START

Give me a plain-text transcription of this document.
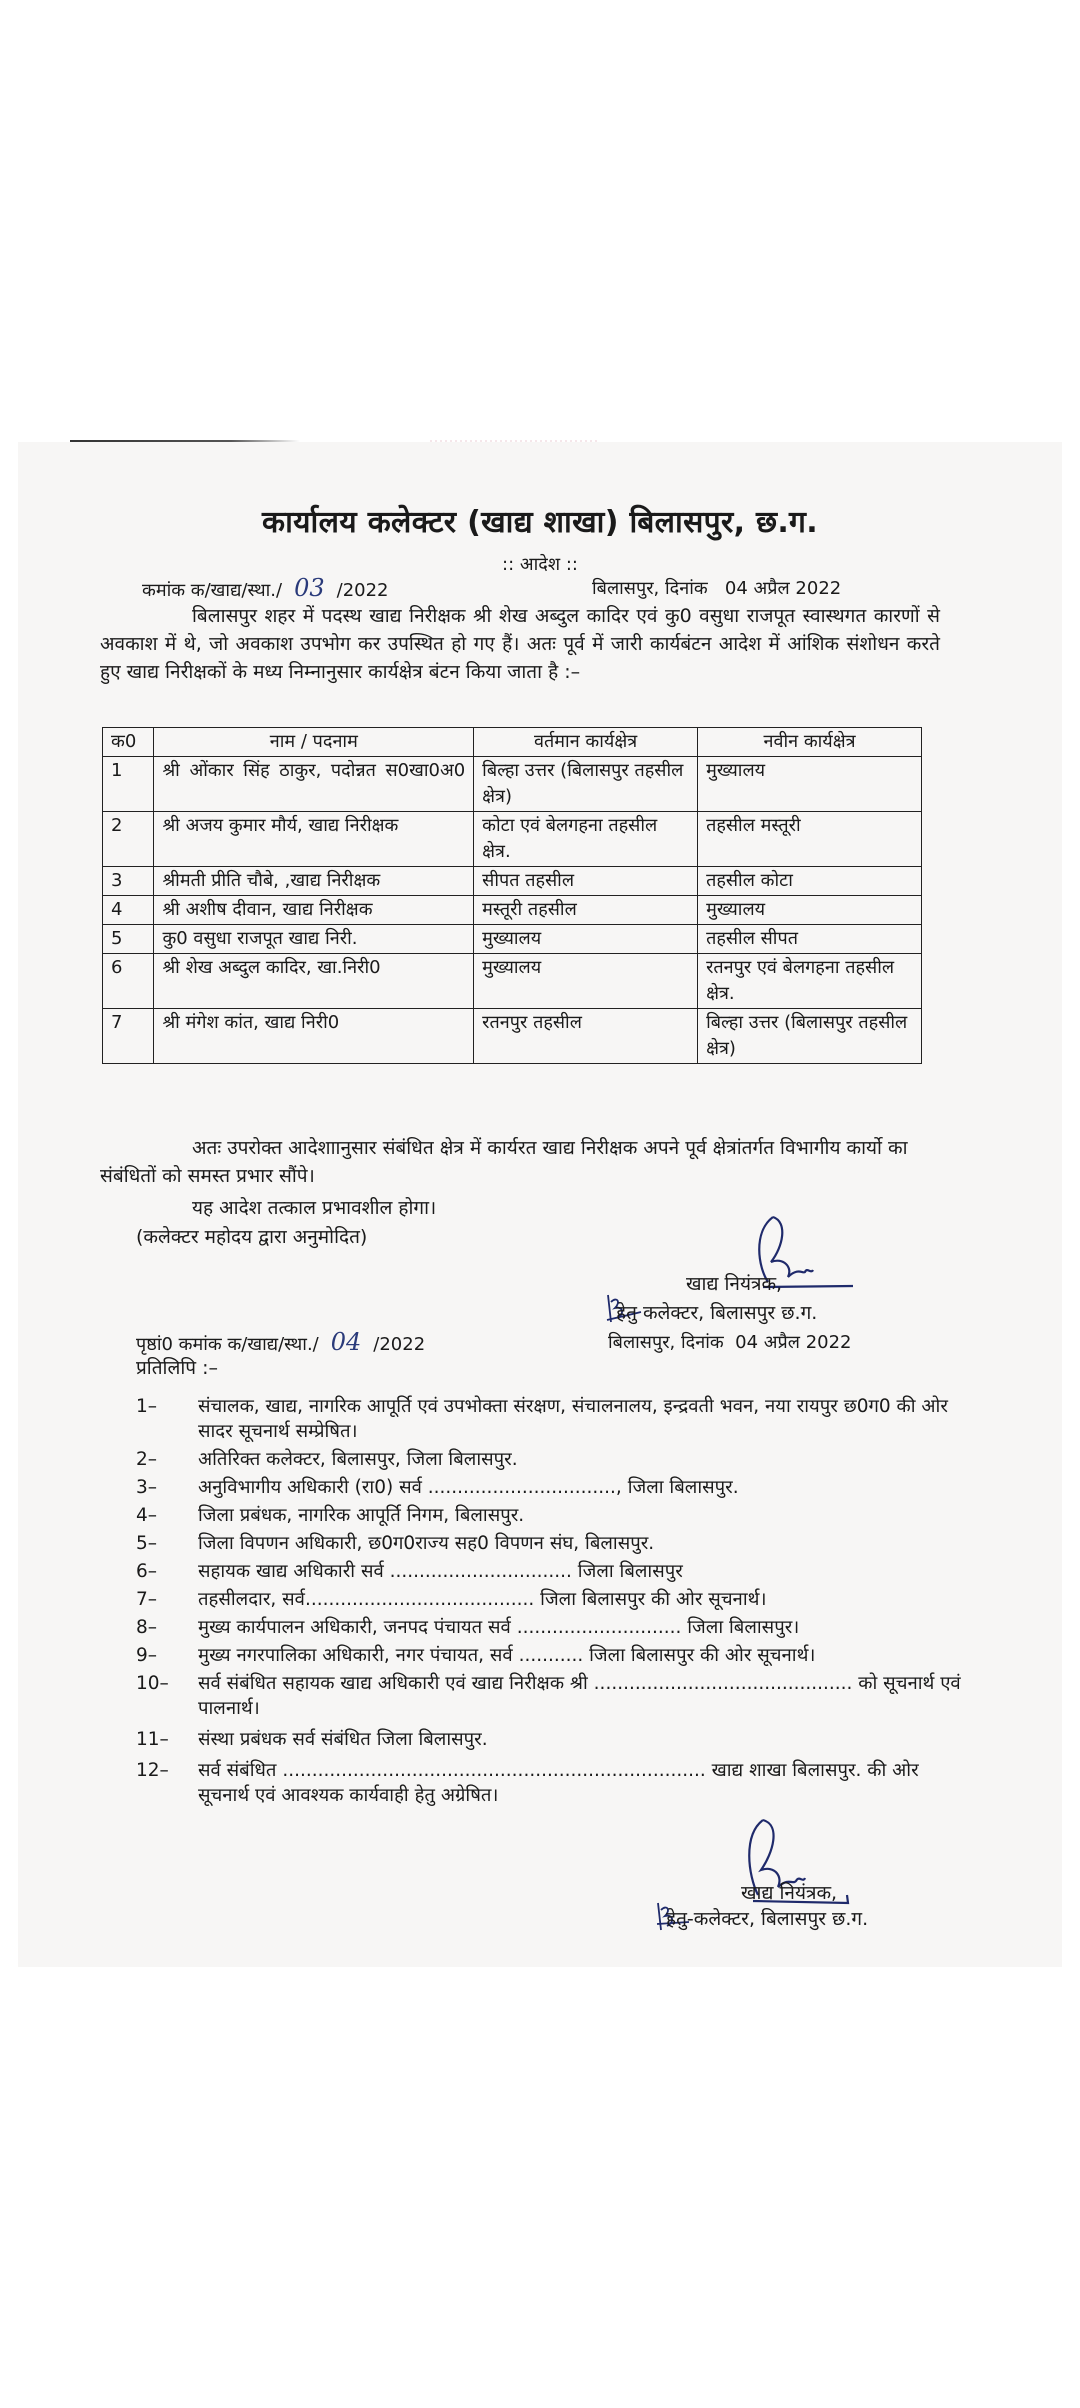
कार्यालय कलेक्टर (खाद्य शाखा) बिलासपुर, छ.ग.
:: आदेश ::
कमांक क/खाद्य/स्था./ 03 /2022	बिलासपुर, दिनांक 04 अप्रैल 2022
बिलासपुर शहर में पदस्थ खाद्य निरीक्षक श्री शेख अब्दुल कादिर एवं कु0 वसुधा राजपूत स्वास्थगत कारणों से अवकाश में थे, जो अवकाश उपभोग कर उपस्थित हो गए हैं। अतः पूर्व में जारी कार्यबंटन आदेश में आंशिक संशोधन करते हुए खाद्य निरीक्षकों के मध्य निम्नानुसार कार्यक्षेत्र बंटन किया जाता है :–
क0	नाम / पदनाम	वर्तमान कार्यक्षेत्र	नवीन कार्यक्षेत्र
1	श्री ओंकार सिंह ठाकुर, पदोन्नत स0खा0अ0	बिल्हा उत्तर (बिलासपुर तहसील क्षेत्र)	मुख्यालय
2	श्री अजय कुमार मौर्य, खाद्य निरीक्षक	कोटा एवं बेलगहना तहसील क्षेत्र.	तहसील मस्तूरी
3	श्रीमती प्रीति चौबे, ,खाद्य निरीक्षक	सीपत तहसील	तहसील कोटा
4	श्री अशीष दीवान, खाद्य निरीक्षक	मस्तूरी तहसील	मुख्यालय
5	कु0 वसुधा राजपूत खाद्य निरी.	मुख्यालय	तहसील सीपत
6	श्री शेख अब्दुल कादिर, खा.निरी0	मुख्यालय	रतनपुर एवं बेलगहना तहसील क्षेत्र.
7	श्री मंगेश कांत, खाद्य निरी0	रतनपुर तहसील	बिल्हा उत्तर (बिलासपुर तहसील क्षेत्र)
अतः उपरोक्त आदेशाानुसार संबंधित क्षेत्र में कार्यरत खाद्य निरीक्षक अपने पूर्व क्षेत्रांतर्गत विभागीय कार्यो का संबंधितों को समस्त प्रभार सौंपे।
यह आदेश तत्काल प्रभावशील होगा।
(कलेक्टर महोदय द्वारा अनुमोदित)
खाद्य नियंत्रक,
हेतु कलेक्टर, बिलासपुर छ.ग.
पृष्ठां0 कमांक क/खाद्य/स्था./ 04 /2022	बिलासपुर, दिनांक 04 अप्रैल 2022
प्रतिलिपि :–
1–	संचालक, खाद्य, नागरिक आपूर्ति एवं उपभोक्ता संरक्षण, संचालनालय, इन्द्रवती भवन, नया रायपुर छ0ग0 की ओर सादर सूचनार्थ सम्प्रेषित।
2–	अतिरिक्त कलेक्टर, बिलासपुर, जिला बिलासपुर.
3–	अनुविभागीय अधिकारी (रा0) सर्व ................................, जिला बिलासपुर.
4–	जिला प्रबंधक, नागरिक आपूर्ति निगम, बिलासपुर.
5–	जिला विपणन अधिकारी, छ0ग0राज्य सह0 विपणन संघ, बिलासपुर.
6–	सहायक खाद्य अधिकारी सर्व ............................... जिला बिलासपुर
7–	तहसीलदार, सर्व....................................... जिला बिलासपुर की ओर सूचनार्थ।
8–	मुख्य कार्यपालन अधिकारी, जनपद पंचायत सर्व ............................ जिला बिलासपुर।
9–	मुख्य नगरपालिका अधिकारी, नगर पंचायत, सर्व ........... जिला बिलासपुर की ओर सूचनार्थ।
10–	सर्व संबंधित सहायक खाद्य अधिकारी एवं खाद्य निरीक्षक श्री ............................................ को सूचनार्थ एवं पालनार्थ।
11–	संस्था प्रबंधक सर्व संबंधित जिला बिलासपुर.
12–	सर्व संबंधित ........................................................................ खाद्य शाखा बिलासपुर. की ओर सूचनार्थ एवं आवश्यक कार्यवाही हेतु अग्रेषित।
खाद्य नियंत्रक,
हेतु-कलेक्टर, बिलासपुर छ.ग.
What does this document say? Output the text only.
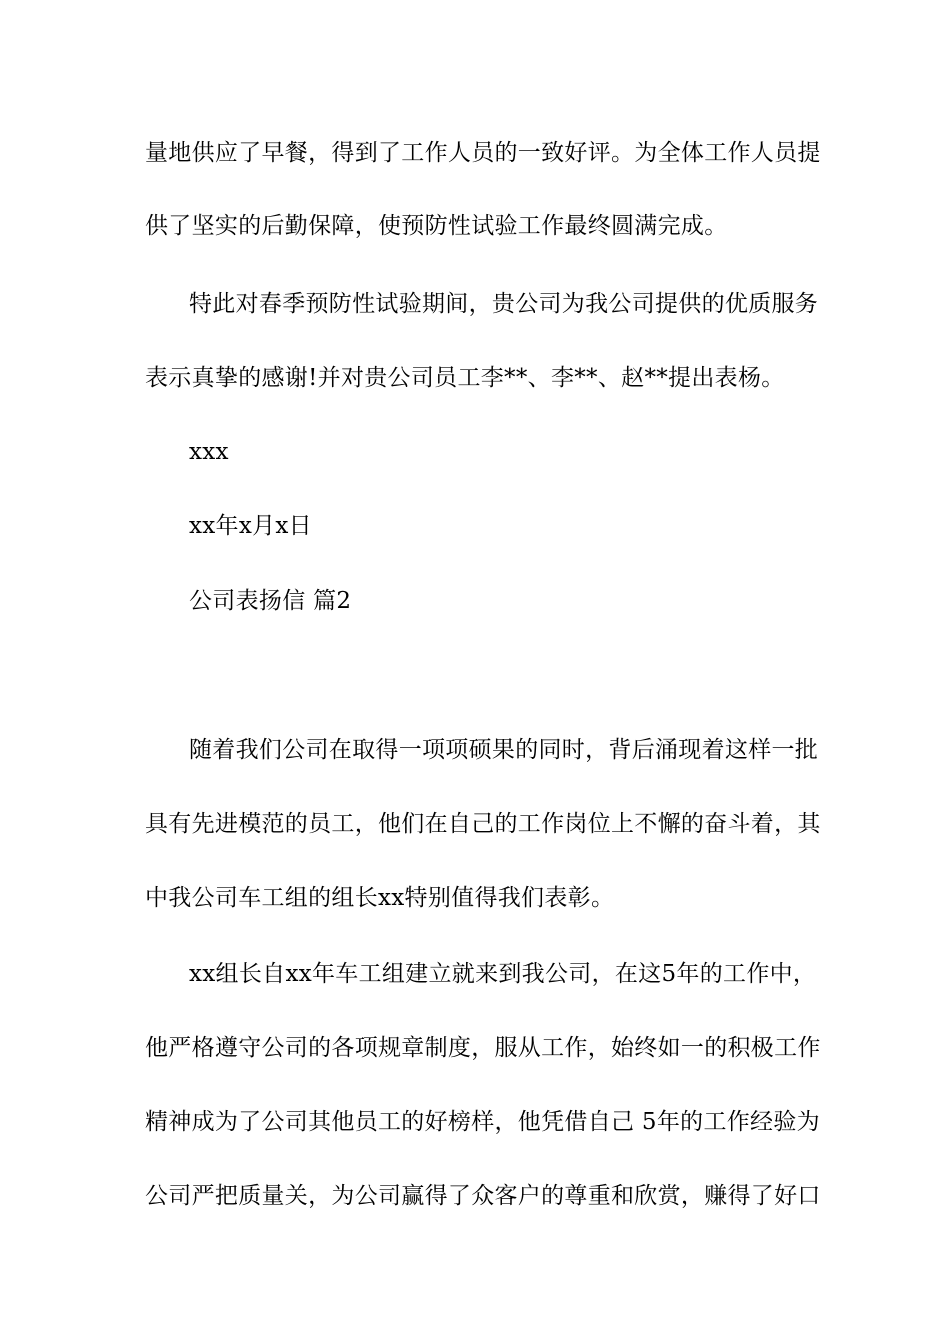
量地供应了早餐，得到了工作人员的一致好评。为全体工作人员提
供了坚实的后勤保障，使预防性试验工作最终圆满完成。
特此对春季预防性试验期间，贵公司为我公司提供的优质服务
表示真挚的感谢!并对贵公司员工李**、李**、赵**提出表杨。
xxx
xx年x月x日
公司表扬信 篇2
随着我们公司在取得一项项硕果的同时，背后涌现着这样一批
具有先进模范的员工，他们在自己的工作岗位上不懈的奋斗着，其
中我公司车工组的组长xx特别值得我们表彰。
xx组长自xx年车工组建立就来到我公司，在这5年的工作中，
他严格遵守公司的各项规章制度，服从工作，始终如一的积极工作
精神成为了公司其他员工的好榜样，他凭借自己 5年的工作经验为
公司严把质量关，为公司赢得了众客户的尊重和欣赏，赚得了好口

END

Your goal:
From the data above, copy each line that has the string "this".

Solution:
Give me a plain-text transcription of this document.
What does this document say? Output the text only.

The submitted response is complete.